*WRITTEN TASK*. In the records below, find each line containing the word "Generic" and copy it.

*PROVIDED DATA*.
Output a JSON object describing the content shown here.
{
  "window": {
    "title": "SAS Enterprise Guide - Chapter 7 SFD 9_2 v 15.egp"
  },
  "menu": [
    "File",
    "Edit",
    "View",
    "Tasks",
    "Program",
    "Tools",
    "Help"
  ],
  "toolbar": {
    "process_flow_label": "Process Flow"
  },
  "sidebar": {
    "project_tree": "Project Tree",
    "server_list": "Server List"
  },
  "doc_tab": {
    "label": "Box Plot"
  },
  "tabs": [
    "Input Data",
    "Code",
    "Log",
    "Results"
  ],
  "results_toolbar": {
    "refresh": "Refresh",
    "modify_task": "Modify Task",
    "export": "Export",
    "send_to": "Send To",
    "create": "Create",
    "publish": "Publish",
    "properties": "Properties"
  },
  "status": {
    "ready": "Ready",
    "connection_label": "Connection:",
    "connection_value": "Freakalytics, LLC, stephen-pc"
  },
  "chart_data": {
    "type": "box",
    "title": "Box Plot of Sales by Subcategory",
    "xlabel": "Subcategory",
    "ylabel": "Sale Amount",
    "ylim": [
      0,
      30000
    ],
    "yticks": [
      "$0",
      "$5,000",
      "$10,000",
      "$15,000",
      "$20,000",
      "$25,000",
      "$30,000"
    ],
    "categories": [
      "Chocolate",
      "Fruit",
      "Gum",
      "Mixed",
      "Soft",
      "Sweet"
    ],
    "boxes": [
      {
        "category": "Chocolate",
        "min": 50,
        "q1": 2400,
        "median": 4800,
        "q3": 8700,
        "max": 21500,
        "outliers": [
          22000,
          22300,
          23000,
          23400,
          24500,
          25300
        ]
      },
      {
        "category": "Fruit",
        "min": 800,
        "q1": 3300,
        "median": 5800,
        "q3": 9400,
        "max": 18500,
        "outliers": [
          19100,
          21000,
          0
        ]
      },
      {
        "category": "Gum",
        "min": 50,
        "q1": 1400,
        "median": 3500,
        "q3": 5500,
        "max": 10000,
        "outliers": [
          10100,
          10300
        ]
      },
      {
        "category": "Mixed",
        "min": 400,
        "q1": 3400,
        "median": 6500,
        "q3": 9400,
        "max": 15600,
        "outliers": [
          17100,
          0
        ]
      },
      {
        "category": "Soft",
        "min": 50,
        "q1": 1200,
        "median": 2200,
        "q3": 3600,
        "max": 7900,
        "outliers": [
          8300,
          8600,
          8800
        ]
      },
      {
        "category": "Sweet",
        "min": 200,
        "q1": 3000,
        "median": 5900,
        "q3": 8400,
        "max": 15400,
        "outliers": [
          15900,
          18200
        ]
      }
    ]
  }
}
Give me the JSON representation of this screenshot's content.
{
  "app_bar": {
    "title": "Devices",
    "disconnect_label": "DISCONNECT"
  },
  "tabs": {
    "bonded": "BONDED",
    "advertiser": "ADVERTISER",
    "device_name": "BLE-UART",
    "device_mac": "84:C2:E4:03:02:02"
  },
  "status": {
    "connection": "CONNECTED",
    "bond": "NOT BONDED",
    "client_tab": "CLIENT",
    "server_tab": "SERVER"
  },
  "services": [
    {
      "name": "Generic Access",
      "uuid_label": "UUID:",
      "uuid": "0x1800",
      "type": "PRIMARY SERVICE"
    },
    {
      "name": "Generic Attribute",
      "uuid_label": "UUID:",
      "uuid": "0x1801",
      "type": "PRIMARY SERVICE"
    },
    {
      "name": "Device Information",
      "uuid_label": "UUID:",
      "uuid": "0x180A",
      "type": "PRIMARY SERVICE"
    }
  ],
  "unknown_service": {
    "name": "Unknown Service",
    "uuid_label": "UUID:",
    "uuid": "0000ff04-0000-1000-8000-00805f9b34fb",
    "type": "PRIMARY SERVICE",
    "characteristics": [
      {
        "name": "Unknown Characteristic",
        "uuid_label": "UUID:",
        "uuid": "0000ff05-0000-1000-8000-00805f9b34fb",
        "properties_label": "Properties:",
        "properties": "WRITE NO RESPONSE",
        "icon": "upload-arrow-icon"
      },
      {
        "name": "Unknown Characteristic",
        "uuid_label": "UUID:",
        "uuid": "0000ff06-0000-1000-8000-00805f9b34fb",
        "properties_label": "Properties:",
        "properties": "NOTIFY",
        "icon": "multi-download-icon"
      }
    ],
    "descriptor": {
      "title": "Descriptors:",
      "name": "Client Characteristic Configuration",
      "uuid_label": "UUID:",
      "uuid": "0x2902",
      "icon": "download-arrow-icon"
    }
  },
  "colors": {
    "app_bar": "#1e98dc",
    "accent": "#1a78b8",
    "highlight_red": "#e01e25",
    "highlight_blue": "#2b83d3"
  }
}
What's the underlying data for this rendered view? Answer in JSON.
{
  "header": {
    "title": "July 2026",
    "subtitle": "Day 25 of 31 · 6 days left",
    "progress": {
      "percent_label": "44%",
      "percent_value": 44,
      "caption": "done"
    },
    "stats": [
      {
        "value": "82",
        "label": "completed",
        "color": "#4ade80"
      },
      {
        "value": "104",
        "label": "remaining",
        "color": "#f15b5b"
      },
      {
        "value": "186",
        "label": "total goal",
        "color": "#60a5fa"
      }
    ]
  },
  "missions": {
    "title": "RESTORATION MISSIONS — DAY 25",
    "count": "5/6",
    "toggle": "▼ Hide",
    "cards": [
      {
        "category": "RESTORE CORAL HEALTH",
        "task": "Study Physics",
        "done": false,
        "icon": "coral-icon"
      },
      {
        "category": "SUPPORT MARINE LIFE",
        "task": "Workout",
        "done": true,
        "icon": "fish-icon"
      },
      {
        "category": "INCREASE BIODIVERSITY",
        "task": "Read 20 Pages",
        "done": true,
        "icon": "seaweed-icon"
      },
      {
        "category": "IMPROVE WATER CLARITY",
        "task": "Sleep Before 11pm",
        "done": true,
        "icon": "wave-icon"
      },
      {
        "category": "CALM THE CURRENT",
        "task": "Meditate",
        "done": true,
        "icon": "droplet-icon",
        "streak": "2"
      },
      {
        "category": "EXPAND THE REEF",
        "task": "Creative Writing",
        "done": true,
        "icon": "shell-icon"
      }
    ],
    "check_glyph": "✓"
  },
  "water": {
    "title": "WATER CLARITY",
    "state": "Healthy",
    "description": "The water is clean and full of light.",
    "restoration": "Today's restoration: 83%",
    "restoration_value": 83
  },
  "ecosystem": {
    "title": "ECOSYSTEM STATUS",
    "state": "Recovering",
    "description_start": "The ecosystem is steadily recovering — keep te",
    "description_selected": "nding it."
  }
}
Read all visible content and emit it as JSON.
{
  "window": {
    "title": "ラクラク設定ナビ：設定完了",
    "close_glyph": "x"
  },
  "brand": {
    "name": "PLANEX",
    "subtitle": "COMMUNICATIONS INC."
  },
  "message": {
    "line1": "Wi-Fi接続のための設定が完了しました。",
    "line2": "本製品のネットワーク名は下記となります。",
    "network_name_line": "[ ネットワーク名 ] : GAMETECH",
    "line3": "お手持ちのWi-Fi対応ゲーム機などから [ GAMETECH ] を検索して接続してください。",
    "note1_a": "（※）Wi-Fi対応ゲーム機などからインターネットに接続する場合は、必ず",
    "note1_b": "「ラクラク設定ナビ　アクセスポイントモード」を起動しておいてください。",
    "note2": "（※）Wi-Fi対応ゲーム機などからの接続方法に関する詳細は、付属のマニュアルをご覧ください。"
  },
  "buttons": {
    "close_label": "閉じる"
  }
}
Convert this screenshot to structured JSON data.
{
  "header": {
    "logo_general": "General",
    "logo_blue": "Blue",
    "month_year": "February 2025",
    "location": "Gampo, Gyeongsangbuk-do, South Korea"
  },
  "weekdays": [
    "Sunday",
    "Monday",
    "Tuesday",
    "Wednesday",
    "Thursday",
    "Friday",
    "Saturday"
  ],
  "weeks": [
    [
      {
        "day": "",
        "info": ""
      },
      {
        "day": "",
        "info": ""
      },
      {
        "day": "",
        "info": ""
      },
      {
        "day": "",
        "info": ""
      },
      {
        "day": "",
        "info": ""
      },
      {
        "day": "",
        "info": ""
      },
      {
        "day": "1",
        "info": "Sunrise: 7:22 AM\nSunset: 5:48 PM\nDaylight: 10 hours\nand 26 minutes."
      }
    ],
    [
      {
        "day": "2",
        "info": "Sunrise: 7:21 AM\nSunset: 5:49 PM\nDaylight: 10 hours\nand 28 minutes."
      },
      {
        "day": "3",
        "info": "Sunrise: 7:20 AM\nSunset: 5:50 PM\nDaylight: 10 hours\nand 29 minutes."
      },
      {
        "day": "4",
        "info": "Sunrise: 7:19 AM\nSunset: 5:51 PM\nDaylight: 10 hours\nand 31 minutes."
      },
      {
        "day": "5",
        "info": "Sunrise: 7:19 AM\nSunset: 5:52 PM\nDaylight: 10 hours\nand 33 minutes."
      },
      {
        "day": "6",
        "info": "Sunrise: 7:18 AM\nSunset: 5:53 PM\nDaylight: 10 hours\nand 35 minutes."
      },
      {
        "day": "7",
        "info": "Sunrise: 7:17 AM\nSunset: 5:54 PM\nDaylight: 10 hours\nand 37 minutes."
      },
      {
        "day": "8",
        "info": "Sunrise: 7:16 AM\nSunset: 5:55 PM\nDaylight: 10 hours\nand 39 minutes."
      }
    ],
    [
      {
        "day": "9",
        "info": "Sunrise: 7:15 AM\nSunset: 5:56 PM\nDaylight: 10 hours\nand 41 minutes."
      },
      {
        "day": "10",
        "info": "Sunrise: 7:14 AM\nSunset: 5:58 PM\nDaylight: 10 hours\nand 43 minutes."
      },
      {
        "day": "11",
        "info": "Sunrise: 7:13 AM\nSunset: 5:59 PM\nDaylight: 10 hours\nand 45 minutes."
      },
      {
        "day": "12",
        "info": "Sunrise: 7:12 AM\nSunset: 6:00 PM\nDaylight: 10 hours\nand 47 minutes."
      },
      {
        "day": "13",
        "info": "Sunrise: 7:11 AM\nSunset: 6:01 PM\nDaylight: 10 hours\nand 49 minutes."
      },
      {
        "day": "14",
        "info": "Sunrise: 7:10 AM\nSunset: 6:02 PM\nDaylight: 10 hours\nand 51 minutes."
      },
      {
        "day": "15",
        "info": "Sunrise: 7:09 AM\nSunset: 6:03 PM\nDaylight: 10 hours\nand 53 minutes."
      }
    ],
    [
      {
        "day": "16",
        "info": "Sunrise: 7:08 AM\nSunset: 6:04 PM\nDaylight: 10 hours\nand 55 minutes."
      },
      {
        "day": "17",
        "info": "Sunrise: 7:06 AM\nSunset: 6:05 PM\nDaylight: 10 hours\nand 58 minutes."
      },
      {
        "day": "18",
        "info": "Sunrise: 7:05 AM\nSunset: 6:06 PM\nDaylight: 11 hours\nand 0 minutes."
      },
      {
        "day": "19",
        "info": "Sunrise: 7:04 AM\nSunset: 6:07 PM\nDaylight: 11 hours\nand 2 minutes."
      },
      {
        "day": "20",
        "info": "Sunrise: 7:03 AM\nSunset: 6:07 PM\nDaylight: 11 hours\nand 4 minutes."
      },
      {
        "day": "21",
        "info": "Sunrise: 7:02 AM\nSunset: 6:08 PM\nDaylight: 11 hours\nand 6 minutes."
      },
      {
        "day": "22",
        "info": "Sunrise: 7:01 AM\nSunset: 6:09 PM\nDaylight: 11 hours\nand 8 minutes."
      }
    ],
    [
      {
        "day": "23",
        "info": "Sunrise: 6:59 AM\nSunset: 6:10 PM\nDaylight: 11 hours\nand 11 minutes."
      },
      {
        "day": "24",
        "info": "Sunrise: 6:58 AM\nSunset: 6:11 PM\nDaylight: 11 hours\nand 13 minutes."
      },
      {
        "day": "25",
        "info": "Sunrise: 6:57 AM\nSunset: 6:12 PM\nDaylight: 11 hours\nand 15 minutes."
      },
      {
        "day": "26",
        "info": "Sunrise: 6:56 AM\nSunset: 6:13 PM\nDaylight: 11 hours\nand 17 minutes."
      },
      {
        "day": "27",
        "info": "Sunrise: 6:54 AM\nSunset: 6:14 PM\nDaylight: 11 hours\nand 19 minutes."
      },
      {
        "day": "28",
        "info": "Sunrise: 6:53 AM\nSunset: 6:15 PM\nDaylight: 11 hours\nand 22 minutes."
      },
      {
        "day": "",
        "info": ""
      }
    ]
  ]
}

*RESPONSE*.
      "name": "Generic Access",
      "name": "Generic Attribute",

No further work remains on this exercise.